WORK TO BE COMPLETED = Using the listing below, select the lines with the word "hlutr" and copy them.

DATASET EXCERPTS =
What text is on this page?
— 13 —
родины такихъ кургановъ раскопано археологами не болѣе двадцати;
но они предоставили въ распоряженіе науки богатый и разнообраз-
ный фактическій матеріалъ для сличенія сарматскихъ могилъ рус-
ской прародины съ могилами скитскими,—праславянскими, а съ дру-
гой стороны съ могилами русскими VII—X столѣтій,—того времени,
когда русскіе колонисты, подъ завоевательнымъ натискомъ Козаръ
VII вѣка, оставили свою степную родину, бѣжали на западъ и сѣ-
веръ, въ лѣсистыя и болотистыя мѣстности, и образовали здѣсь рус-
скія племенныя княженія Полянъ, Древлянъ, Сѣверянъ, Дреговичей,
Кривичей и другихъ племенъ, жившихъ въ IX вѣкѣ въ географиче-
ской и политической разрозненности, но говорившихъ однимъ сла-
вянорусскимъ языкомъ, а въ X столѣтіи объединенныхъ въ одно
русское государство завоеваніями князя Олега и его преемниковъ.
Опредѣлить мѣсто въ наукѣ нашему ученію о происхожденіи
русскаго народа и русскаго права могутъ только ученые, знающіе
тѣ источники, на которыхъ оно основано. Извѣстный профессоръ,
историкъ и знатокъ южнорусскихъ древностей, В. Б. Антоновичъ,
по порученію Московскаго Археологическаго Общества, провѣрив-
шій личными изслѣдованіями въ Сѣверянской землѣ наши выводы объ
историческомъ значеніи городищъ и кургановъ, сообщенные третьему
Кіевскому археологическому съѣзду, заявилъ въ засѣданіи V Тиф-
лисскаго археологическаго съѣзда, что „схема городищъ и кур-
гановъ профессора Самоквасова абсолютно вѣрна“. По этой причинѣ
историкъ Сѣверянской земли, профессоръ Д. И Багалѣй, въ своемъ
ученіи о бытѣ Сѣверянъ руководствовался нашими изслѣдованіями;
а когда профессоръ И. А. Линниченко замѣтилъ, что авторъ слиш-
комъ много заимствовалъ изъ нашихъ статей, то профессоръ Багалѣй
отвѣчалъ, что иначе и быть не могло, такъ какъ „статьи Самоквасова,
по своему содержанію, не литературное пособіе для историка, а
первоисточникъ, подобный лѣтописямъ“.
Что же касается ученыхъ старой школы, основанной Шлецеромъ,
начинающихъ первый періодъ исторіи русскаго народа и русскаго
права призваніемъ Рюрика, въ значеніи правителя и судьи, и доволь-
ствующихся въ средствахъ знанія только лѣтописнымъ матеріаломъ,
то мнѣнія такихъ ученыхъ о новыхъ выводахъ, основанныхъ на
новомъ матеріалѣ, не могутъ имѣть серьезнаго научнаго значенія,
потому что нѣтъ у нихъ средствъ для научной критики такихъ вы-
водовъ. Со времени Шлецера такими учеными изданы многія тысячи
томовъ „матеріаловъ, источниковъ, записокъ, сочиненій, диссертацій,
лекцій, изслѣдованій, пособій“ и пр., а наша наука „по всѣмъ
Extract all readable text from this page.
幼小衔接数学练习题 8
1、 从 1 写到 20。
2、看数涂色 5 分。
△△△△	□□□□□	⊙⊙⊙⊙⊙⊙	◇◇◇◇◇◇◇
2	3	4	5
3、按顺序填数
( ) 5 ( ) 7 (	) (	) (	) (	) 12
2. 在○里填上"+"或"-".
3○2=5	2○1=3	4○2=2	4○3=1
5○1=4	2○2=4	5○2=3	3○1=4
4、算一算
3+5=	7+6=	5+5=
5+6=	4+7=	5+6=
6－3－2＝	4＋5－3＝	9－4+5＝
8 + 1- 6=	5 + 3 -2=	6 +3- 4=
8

==

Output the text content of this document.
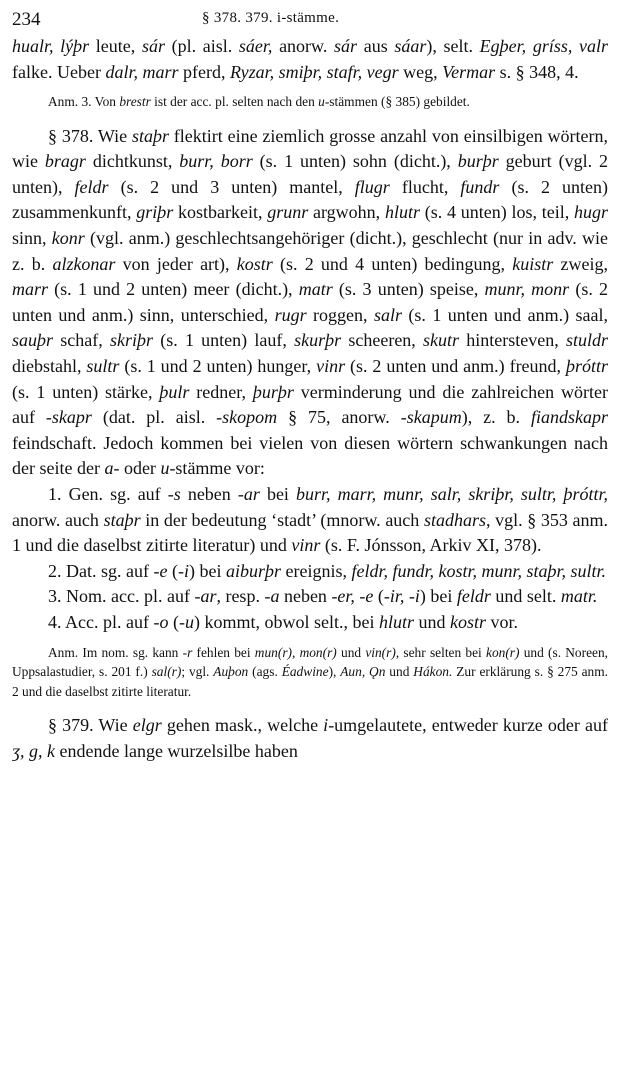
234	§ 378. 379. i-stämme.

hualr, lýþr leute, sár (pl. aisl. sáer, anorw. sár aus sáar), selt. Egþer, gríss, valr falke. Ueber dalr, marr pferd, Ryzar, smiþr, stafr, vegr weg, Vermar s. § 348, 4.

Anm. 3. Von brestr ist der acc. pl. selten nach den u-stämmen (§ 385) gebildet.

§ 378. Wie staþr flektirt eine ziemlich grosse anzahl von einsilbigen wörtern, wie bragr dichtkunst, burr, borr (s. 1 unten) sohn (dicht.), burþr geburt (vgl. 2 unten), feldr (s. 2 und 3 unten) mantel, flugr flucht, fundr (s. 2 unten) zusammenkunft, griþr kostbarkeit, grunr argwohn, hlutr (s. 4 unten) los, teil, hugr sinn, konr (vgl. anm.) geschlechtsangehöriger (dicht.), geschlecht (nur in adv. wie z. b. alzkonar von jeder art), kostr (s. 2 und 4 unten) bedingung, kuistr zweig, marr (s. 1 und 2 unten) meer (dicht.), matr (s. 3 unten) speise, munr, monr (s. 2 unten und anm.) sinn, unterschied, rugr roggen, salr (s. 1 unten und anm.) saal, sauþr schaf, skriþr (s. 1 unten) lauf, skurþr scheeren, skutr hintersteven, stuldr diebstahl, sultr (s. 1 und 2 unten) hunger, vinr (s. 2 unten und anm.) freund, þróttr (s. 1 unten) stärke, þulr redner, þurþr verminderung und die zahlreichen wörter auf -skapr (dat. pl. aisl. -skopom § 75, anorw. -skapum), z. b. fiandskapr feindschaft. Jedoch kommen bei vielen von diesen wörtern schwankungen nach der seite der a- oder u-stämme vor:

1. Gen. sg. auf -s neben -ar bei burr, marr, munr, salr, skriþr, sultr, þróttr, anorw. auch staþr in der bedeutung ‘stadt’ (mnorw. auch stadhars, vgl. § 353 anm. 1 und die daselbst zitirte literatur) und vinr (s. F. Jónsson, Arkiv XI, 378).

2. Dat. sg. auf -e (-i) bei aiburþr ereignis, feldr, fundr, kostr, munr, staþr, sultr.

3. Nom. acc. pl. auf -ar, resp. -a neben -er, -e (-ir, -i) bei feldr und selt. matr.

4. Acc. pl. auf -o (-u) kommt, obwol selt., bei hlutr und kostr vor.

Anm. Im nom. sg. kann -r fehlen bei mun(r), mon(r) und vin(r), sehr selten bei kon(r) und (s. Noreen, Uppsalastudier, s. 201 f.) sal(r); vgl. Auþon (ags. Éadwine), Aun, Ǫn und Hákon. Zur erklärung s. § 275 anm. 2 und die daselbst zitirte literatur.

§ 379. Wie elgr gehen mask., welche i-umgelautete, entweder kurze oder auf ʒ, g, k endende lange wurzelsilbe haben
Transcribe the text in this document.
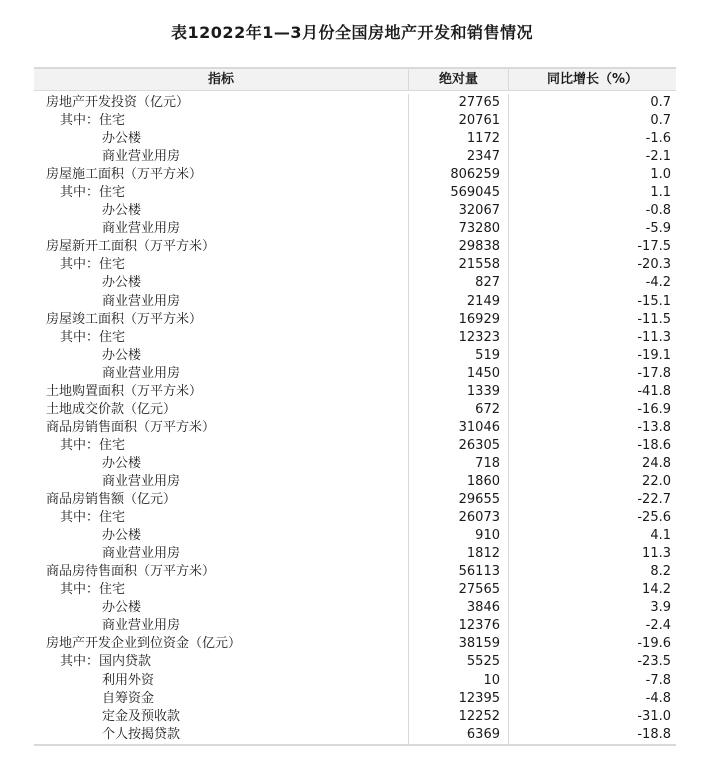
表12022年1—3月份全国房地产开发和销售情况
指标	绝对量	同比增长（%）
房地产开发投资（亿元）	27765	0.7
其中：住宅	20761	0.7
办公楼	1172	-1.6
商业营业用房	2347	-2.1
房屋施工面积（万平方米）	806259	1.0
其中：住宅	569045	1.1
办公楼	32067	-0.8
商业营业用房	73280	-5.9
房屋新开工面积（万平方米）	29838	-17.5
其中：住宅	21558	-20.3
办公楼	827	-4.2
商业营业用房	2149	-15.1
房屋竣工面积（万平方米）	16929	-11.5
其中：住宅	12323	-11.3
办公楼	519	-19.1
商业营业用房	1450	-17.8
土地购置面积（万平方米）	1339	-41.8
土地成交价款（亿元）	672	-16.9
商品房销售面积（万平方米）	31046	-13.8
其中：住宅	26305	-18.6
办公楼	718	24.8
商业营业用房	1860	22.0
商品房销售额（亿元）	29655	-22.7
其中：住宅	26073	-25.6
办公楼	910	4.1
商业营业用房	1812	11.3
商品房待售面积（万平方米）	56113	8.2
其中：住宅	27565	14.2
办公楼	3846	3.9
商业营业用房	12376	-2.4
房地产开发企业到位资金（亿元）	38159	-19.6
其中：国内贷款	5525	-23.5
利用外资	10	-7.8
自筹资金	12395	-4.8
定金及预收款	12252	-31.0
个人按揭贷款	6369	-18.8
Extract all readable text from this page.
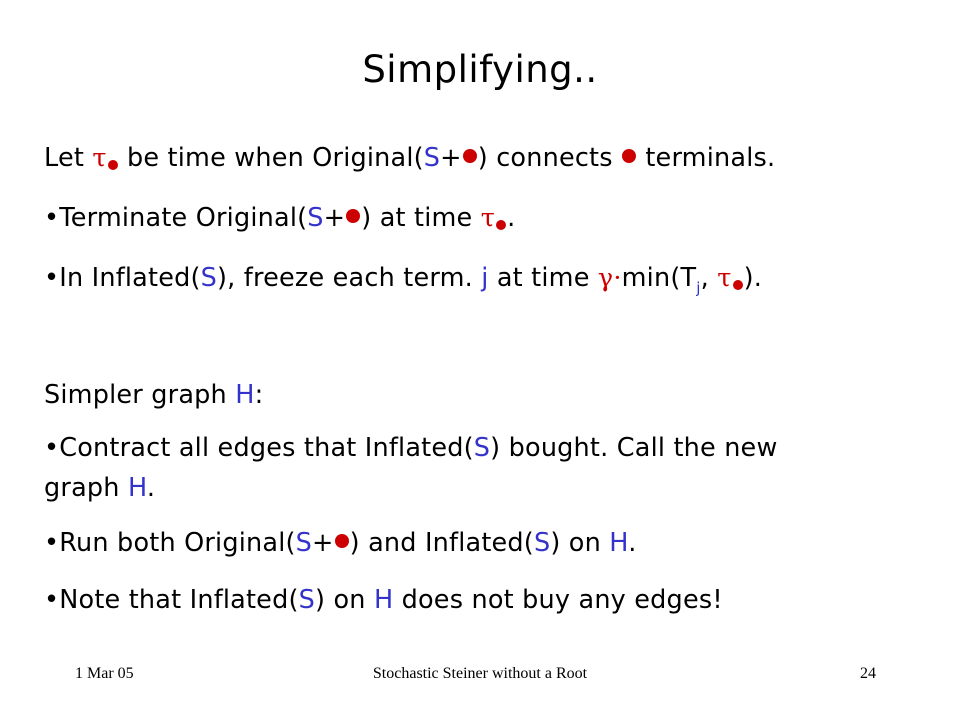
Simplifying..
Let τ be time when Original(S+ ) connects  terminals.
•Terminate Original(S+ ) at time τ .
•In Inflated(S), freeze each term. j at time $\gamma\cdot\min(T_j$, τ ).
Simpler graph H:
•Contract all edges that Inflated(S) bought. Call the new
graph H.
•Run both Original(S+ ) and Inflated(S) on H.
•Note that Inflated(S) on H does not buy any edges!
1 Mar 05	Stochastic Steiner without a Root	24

SOLUTION FOR THIS PROBLEM =
§ 378. Wie staþr flektirt eine ziemlich grosse anzahl von einsilbigen wörtern, wie bragr dichtkunst, burr, borr (s. 1 unten) sohn (dicht.), burþr geburt (vgl. 2 unten), feldr (s. 2 und 3 unten) mantel, flugr flucht, fundr (s. 2 unten) zusammenkunft, griþr kostbarkeit, grunr argwohn, hlutr (s. 4 unten) los, teil, hugr sinn, konr (vgl. anm.) geschlechtsangehöriger (dicht.), geschlecht (nur in adv. wie z. b. alzkonar von jeder art), kostr (s. 2 und 4 unten) bedingung, kuistr zweig, marr (s. 1 und 2 unten) meer (dicht.), matr (s. 3 unten) speise, munr, monr (s. 2 unten und anm.) sinn, unterschied, rugr roggen, salr (s. 1 unten und anm.) saal, sauþr schaf, skriþr (s. 1 unten) lauf, skurþr scheeren, skutr hintersteven, stuldr diebstahl, sultr (s. 1 und 2 unten) hunger, vinr (s. 2 unten und anm.) freund, þróttr (s. 1 unten) stärke, þulr redner, þurþr verminderung und die zahlreichen wörter auf -skapr (dat. pl. aisl. -skopom § 75, anorw. -skapum), z. b. fiandskapr feindschaft. Jedoch kommen bei vielen von diesen wörtern schwankungen nach der seite der a- oder u-stämme vor:
4. Acc. pl. auf -o (-u) kommt, obwol selt., bei hlutr und kostr vor.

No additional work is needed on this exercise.